▶ DIRECTION
Print each line of the listing once more, precisely as given.

▶ LISTED ENTRIES
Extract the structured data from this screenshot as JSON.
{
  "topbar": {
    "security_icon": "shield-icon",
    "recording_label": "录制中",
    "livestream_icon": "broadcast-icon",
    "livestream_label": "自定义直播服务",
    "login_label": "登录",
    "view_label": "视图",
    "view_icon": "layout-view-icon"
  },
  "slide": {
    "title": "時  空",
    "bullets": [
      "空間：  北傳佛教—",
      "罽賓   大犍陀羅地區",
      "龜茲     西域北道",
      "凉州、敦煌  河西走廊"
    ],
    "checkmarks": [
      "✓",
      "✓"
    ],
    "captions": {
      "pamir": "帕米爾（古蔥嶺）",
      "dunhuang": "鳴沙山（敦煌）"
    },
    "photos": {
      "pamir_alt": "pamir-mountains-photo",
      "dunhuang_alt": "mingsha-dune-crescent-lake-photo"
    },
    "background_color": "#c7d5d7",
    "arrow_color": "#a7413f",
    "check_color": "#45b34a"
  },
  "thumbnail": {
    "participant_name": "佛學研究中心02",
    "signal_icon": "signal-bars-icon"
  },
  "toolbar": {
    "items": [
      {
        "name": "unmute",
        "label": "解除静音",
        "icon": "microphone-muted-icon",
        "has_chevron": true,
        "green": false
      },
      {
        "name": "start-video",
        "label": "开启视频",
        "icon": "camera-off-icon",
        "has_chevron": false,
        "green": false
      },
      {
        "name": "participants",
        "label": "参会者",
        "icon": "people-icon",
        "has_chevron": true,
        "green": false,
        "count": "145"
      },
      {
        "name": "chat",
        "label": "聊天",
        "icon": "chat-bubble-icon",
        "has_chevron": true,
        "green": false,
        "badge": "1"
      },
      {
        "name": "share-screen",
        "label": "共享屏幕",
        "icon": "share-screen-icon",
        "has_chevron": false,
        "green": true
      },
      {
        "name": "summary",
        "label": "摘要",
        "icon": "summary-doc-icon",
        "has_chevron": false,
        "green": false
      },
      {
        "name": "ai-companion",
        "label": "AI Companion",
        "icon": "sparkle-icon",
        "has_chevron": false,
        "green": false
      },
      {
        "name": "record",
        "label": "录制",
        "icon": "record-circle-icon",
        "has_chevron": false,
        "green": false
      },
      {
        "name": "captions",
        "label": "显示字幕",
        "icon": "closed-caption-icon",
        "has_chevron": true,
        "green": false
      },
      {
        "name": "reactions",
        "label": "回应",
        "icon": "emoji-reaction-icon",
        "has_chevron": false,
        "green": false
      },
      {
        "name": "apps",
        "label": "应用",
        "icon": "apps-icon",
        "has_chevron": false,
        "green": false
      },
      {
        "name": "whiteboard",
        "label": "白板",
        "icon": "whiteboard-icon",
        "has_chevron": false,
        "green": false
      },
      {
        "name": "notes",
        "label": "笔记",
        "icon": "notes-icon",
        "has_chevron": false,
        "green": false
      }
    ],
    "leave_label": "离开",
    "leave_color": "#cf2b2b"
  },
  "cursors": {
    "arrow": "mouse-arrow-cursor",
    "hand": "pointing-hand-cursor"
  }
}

▶ RESPONSE TO THE TASK
Extract the structured data from this screenshot as JSON.
{
  "topbar": {
    "security_icon": "shield-icon",
    "recording_label": "录制中",
    "livestream_icon": "broadcast-icon",
    "livestream_label": "自定义直播服务",
    "login_label": "登录",
    "view_label": "视图",
    "view_icon": "layout-view-icon"
  },
  "slide": {
    "title": "時  空",
    "bullets": [
      "空間：  北傳佛教—",
      "罽賓   大犍陀羅地區",
      "龜茲     西域北道",
      "凉州、敦煌  河西走廊"
    ],
    "checkmarks": [
      "✓",
      "✓"
    ],
    "captions": {
      "pamir": "帕米爾（古蔥嶺）",
      "dunhuang": "鳴沙山（敦煌）"
    },
    "photos": {
      "pamir_alt": "pamir-mountains-photo",
      "dunhuang_alt": "mingsha-dune-crescent-lake-photo"
    },
    "background_color": "#c7d5d7",
    "arrow_color": "#a7413f",
    "check_color": "#45b34a"
  },
  "thumbnail": {
    "participant_name": "佛學研究中心02",
    "signal_icon": "signal-bars-icon"
  },
  "toolbar": {
    "items": [
      {
        "name": "unmute",
        "label": "解除静音",
        "icon": "microphone-muted-icon",
        "has_chevron": true,
        "green": false
      },
      {
        "name": "start-video",
        "label": "开启视频",
        "icon": "camera-off-icon",
        "has_chevron": false,
        "green": false
      },
      {
        "name": "participants",
        "label": "参会者",
        "icon": "people-icon",
        "has_chevron": true,
        "green": false,
        "count": "145"
      },
      {
        "name": "chat",
        "label": "聊天",
        "icon": "chat-bubble-icon",
        "has_chevron": true,
        "green": false,
        "badge": "1"
      },
      {
        "name": "share-screen",
        "label": "共享屏幕",
        "icon": "share-screen-icon",
        "has_chevron": false,
        "green": true
      },
      {
        "name": "summary",
        "label": "摘要",
        "icon": "summary-doc-icon",
        "has_chevron": false,
        "green": false
      },
      {
        "name": "ai-companion",
        "label": "AI Companion",
        "icon": "sparkle-icon",
        "has_chevron": false,
        "green": false
      },
      {
        "name": "record",
        "label": "录制",
        "icon": "record-circle-icon",
        "has_chevron": false,
        "green": false
      },
      {
        "name": "captions",
        "label": "显示字幕",
        "icon": "closed-caption-icon",
        "has_chevron": true,
        "green": false
      },
      {
        "name": "reactions",
        "label": "回应",
        "icon": "emoji-reaction-icon",
        "has_chevron": false,
        "green": false
      },
      {
        "name": "apps",
        "label": "应用",
        "icon": "apps-icon",
        "has_chevron": false,
        "green": false
      },
      {
        "name": "whiteboard",
        "label": "白板",
        "icon": "whiteboard-icon",
        "has_chevron": false,
        "green": false
      },
      {
        "name": "notes",
        "label": "笔记",
        "icon": "notes-icon",
        "has_chevron": false,
        "green": false
      }
    ],
    "leave_label": "离开",
    "leave_color": "#cf2b2b"
  },
  "cursors": {
    "arrow": "mouse-arrow-cursor",
    "hand": "pointing-hand-cursor"
  }
}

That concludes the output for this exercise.